##### RECORDS FOR THE TASK
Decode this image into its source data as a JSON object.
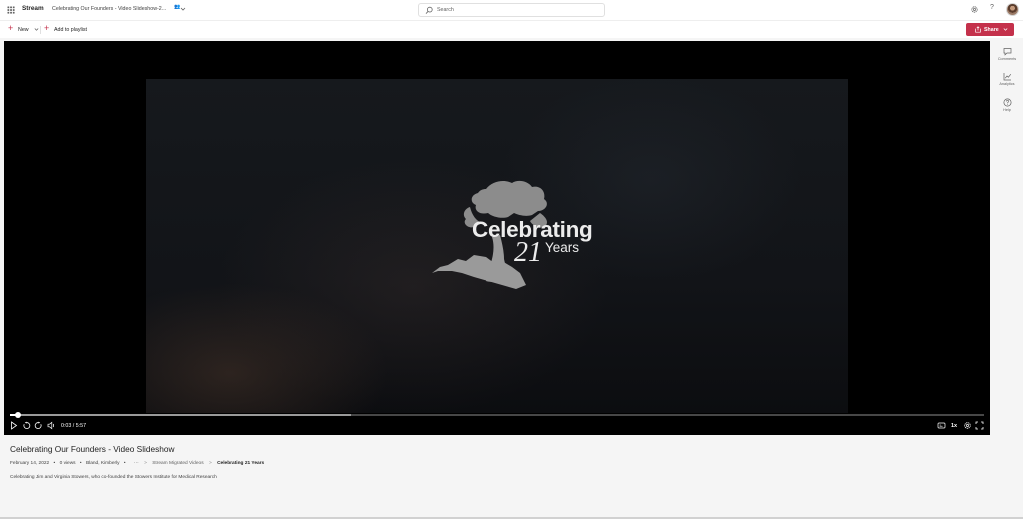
{
  "header": {
    "app_name": "Stream",
    "document_title": "Celebrating Our Founders - Video Slideshow-2...",
    "search_placeholder": "Search"
  },
  "toolbar": {
    "new_label": "New",
    "add_to_playlist_label": "Add to playlist",
    "share_label": "Share"
  },
  "video": {
    "logo_word": "Celebrating",
    "logo_number": "21",
    "logo_years": "Years",
    "current_time": "0:03",
    "duration": "5:57",
    "time_display": "0:03 / 5:57",
    "progress_fraction": 0.0084,
    "buffered_fraction": 0.35,
    "speed_label": "1x"
  },
  "rail": {
    "comments_label": "Comments",
    "analytics_label": "Analytics",
    "help_label": "Help"
  },
  "info": {
    "title": "Celebrating Our Founders - Video Slideshow",
    "date": "February 14, 2022",
    "views": "0 views",
    "author": "Bland, Kimberly",
    "more": "···",
    "breadcrumb": [
      "Stream Migrated Videos",
      "Celebrating 21 Years"
    ],
    "description": "Celebrating Jim and Virginia Stowers, who co-founded the Stowers Institute for Medical Research"
  },
  "colors": {
    "accent": "#c4314b",
    "page_background": "#f5f5f5",
    "player_background": "#000000"
  },
  "icons": [
    "app-launcher-icon",
    "search-icon",
    "settings-icon",
    "help-icon",
    "share-icon",
    "play-icon",
    "rewind-icon",
    "forward-icon",
    "volume-icon",
    "captions-icon",
    "fullscreen-icon",
    "comments-icon",
    "analytics-icon"
  ]
}
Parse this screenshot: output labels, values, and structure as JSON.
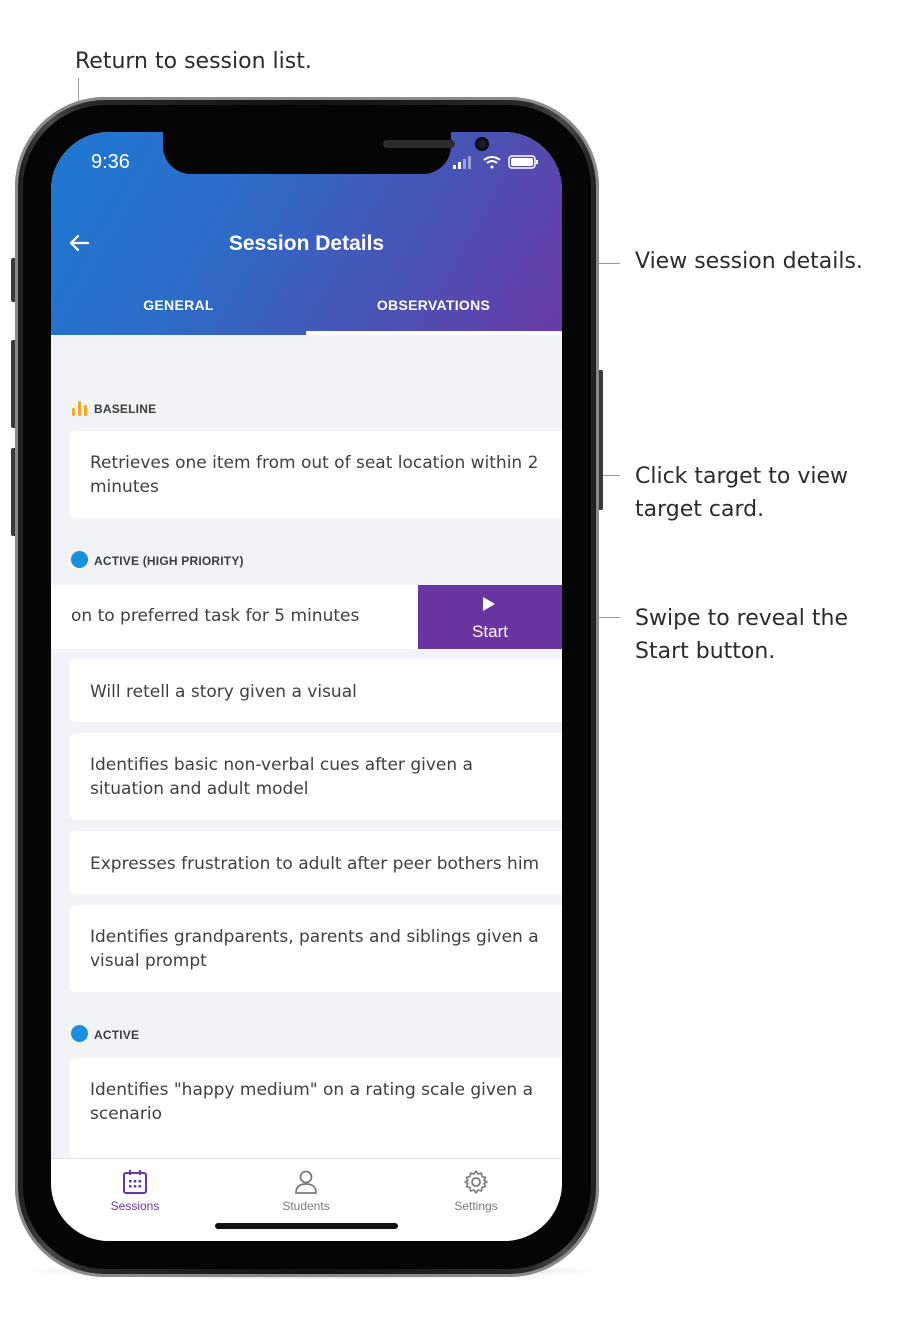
{
  "annotations": {
    "back": "Return to session list.",
    "details": "View session details.",
    "target_line1": "Click target to view",
    "target_line2": "target card.",
    "swipe_line1": "Swipe to reveal the",
    "swipe_line2": "Start button."
  },
  "status_bar": {
    "time": "9:36"
  },
  "header": {
    "back_icon": "arrow-left-icon",
    "title": "Session Details",
    "tabs": [
      {
        "label": "GENERAL",
        "selected": false
      },
      {
        "label": "OBSERVATIONS",
        "selected": true
      }
    ]
  },
  "sections": {
    "baseline": {
      "label": "BASELINE",
      "icon": "bar-chart-icon",
      "icon_color": "#f5a623",
      "items": [
        "Retrieves one item from out of seat location within 2 minutes"
      ]
    },
    "high_priority": {
      "label": "ACTIVE (HIGH PRIORITY)",
      "dot_color": "#1a8fe0",
      "swiped_item": "on to preferred task for 5 minutes",
      "start_label": "Start",
      "items": [
        "Will retell a story given a visual",
        "Identifies basic non-verbal cues after given a situation and adult model",
        "Expresses frustration to adult after peer bothers him",
        "Identifies grandparents, parents and siblings given a visual prompt"
      ]
    },
    "active": {
      "label": "ACTIVE",
      "dot_color": "#1a8fe0",
      "items": [
        "Identifies \"happy medium\" on a rating scale given a scenario"
      ]
    }
  },
  "bottom_nav": [
    {
      "label": "Sessions",
      "icon": "calendar-icon",
      "active": true
    },
    {
      "label": "Students",
      "icon": "person-icon",
      "active": false
    },
    {
      "label": "Settings",
      "icon": "gear-icon",
      "active": false
    }
  ],
  "colors": {
    "accent": "#6b35a1",
    "header_start": "#1e78d2",
    "header_end": "#6b3aa6"
  }
}
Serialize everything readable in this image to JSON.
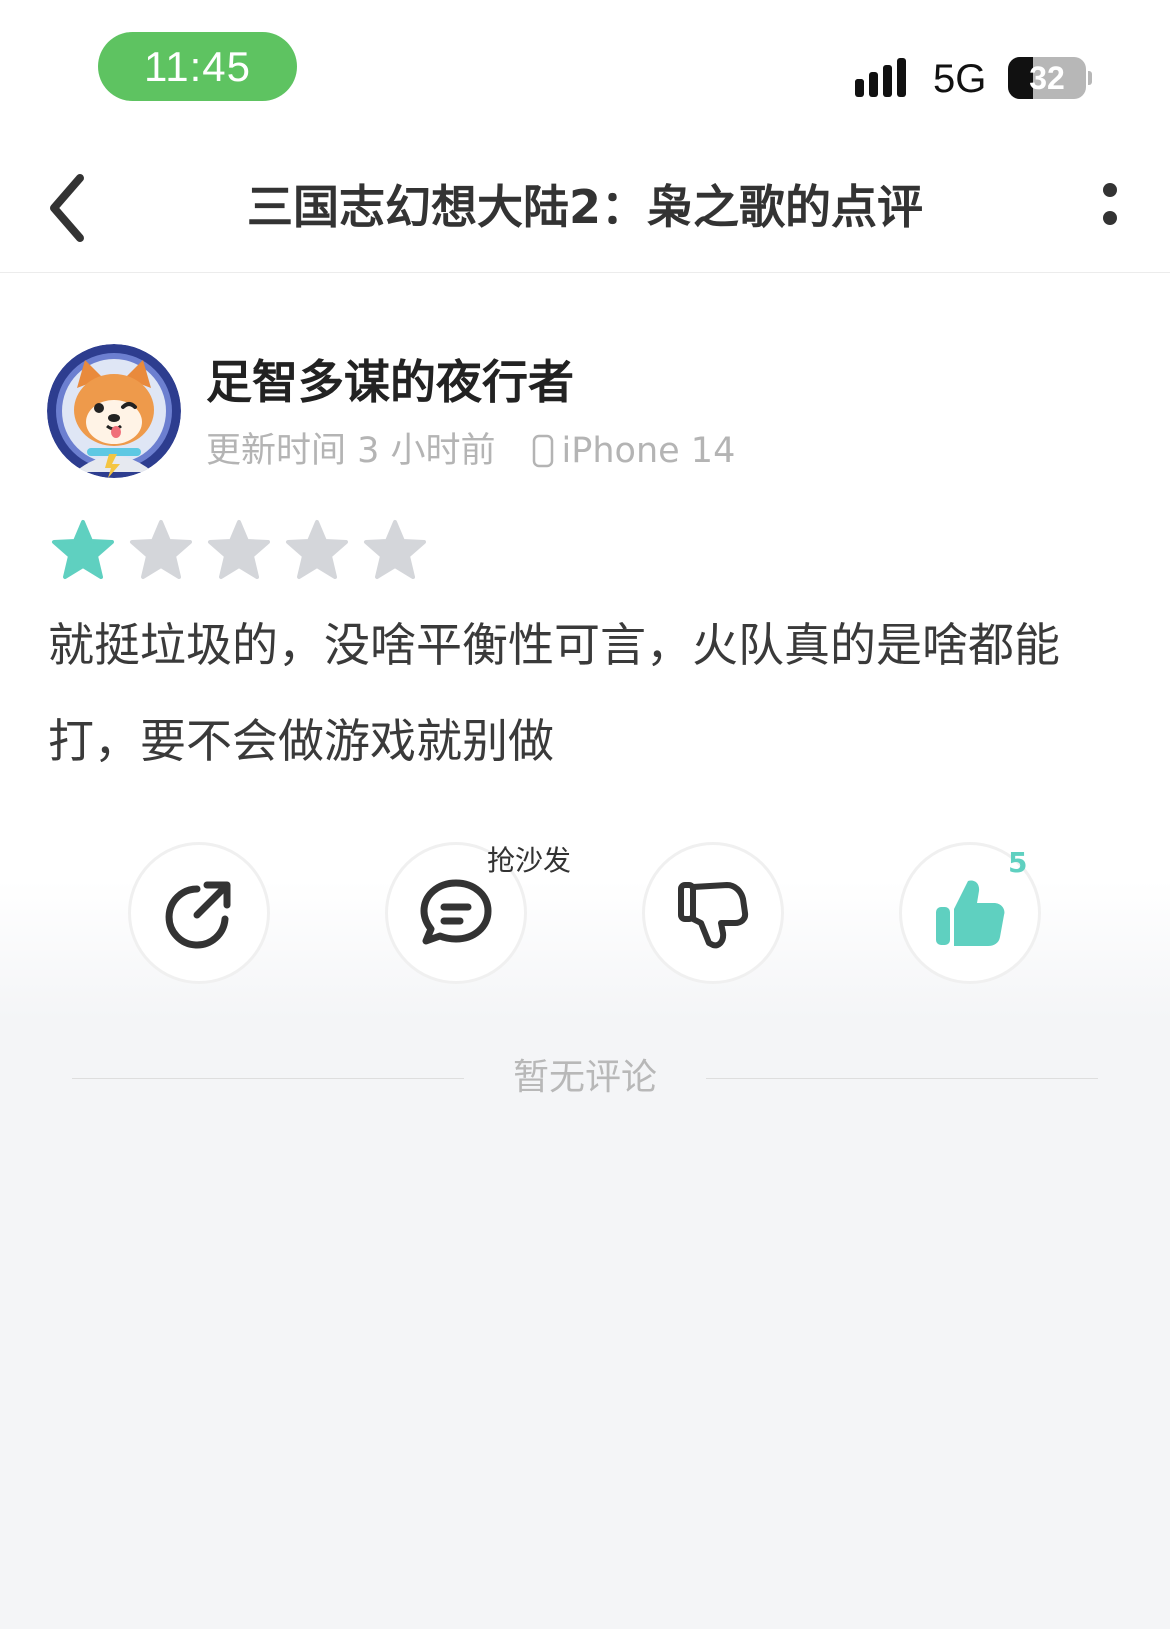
{
  "status_bar": {
    "time": "11:45",
    "network": "5G",
    "battery_level": "32",
    "battery_fraction": 0.32,
    "time_pill_color": "#5ec361"
  },
  "nav": {
    "back_icon": "chevron-left-icon",
    "title": "三国志幻想大陆2：枭之歌的点评",
    "more_icon": "more-vertical-icon"
  },
  "review": {
    "author_name": "足智多谋的夜行者",
    "update_time": "更新时间 3 小时前",
    "device": "iPhone 14",
    "device_icon": "phone-icon",
    "rating": 1,
    "rating_max": 5,
    "text": "就挺垃圾的，没啥平衡性可言，火队真的是啥都能打，要不会做游戏就别做"
  },
  "actions": {
    "share_icon": "share-icon",
    "comment_icon": "comment-icon",
    "comment_label": "抢沙发",
    "dislike_icon": "thumbs-down-icon",
    "like_icon": "thumbs-up-icon",
    "like_count": "5"
  },
  "comments": {
    "empty_text": "暂无评论"
  },
  "colors": {
    "accent": "#5fd0c0",
    "star_empty": "#d4d6da",
    "icon_dark": "#333333"
  }
}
##########
§ **PROMPT**: Set the pictures aside and transcribe the data above exactly.

§ **CORRECT RESULT**:
Decode this image into its source data as a JSON object.
{
  "header": {
    "app_name": "Stream",
    "document_title": "Celebrating Our Founders - Video Slideshow-2...",
    "search_placeholder": "Search"
  },
  "toolbar": {
    "new_label": "New",
    "add_to_playlist_label": "Add to playlist",
    "share_label": "Share"
  },
  "video": {
    "logo_word": "Celebrating",
    "logo_number": "21",
    "logo_years": "Years",
    "current_time": "0:03",
    "duration": "5:57",
    "time_display": "0:03 / 5:57",
    "progress_fraction": 0.0084,
    "buffered_fraction": 0.35,
    "speed_label": "1x"
  },
  "rail": {
    "comments_label": "Comments",
    "analytics_label": "Analytics",
    "help_label": "Help"
  },
  "info": {
    "title": "Celebrating Our Founders - Video Slideshow",
    "date": "February 14, 2022",
    "views": "0 views",
    "author": "Bland, Kimberly",
    "more": "···",
    "breadcrumb": [
      "Stream Migrated Videos",
      "Celebrating 21 Years"
    ],
    "description": "Celebrating Jim and Virginia Stowers, who co-founded the Stowers Institute for Medical Research"
  },
  "colors": {
    "accent": "#c4314b",
    "page_background": "#f5f5f5",
    "player_background": "#000000"
  },
  "icons": [
    "app-launcher-icon",
    "search-icon",
    "settings-icon",
    "help-icon",
    "share-icon",
    "play-icon",
    "rewind-icon",
    "forward-icon",
    "volume-icon",
    "captions-icon",
    "fullscreen-icon",
    "comments-icon",
    "analytics-icon"
  ]
}
Parse this screenshot: output labels, values, and structure as JSON.
{
  "annotations": {
    "back": "Return to session list.",
    "details": "View session details.",
    "target_line1": "Click target to view",
    "target_line2": "target card.",
    "swipe_line1": "Swipe to reveal the",
    "swipe_line2": "Start button."
  },
  "status_bar": {
    "time": "9:36"
  },
  "header": {
    "back_icon": "arrow-left-icon",
    "title": "Session Details",
    "tabs": [
      {
        "label": "GENERAL",
        "selected": false
      },
      {
        "label": "OBSERVATIONS",
        "selected": true
      }
    ]
  },
  "sections": {
    "baseline": {
      "label": "BASELINE",
      "icon": "bar-chart-icon",
      "icon_color": "#f5a623",
      "items": [
        "Retrieves one item from out of seat location within 2 minutes"
      ]
    },
    "high_priority": {
      "label": "ACTIVE (HIGH PRIORITY)",
      "dot_color": "#1a8fe0",
      "swiped_item": "on to preferred task for 5 minutes",
      "start_label": "Start",
      "items": [
        "Will retell a story given a visual",
        "Identifies basic non-verbal cues after given a situation and adult model",
        "Expresses frustration to adult after peer bothers him",
        "Identifies grandparents, parents and siblings given a visual prompt"
      ]
    },
    "active": {
      "label": "ACTIVE",
      "dot_color": "#1a8fe0",
      "items": [
        "Identifies \"happy medium\" on a rating scale given a scenario"
      ]
    }
  },
  "bottom_nav": [
    {
      "label": "Sessions",
      "icon": "calendar-icon",
      "active": true
    },
    {
      "label": "Students",
      "icon": "person-icon",
      "active": false
    },
    {
      "label": "Settings",
      "icon": "gear-icon",
      "active": false
    }
  ],
  "colors": {
    "accent": "#6b35a1",
    "header_start": "#1e78d2",
    "header_end": "#6b3aa6"
  }
}
Serialize everything readable in this image to JSON.
{
  "status_bar": {
    "time": "11:45",
    "network": "5G",
    "battery_level": "32",
    "battery_fraction": 0.32,
    "time_pill_color": "#5ec361"
  },
  "nav": {
    "back_icon": "chevron-left-icon",
    "title": "三国志幻想大陆2：枭之歌的点评",
    "more_icon": "more-vertical-icon"
  },
  "review": {
    "author_name": "足智多谋的夜行者",
    "update_time": "更新时间 3 小时前",
    "device": "iPhone 14",
    "device_icon": "phone-icon",
    "rating": 1,
    "rating_max": 5,
    "text": "就挺垃圾的，没啥平衡性可言，火队真的是啥都能打，要不会做游戏就别做"
  },
  "actions": {
    "share_icon": "share-icon",
    "comment_icon": "comment-icon",
    "comment_label": "抢沙发",
    "dislike_icon": "thumbs-down-icon",
    "like_icon": "thumbs-up-icon",
    "like_count": "5"
  },
  "comments": {
    "empty_text": "暂无评论"
  },
  "colors": {
    "accent": "#5fd0c0",
    "star_empty": "#d4d6da",
    "icon_dark": "#333333"
  }
}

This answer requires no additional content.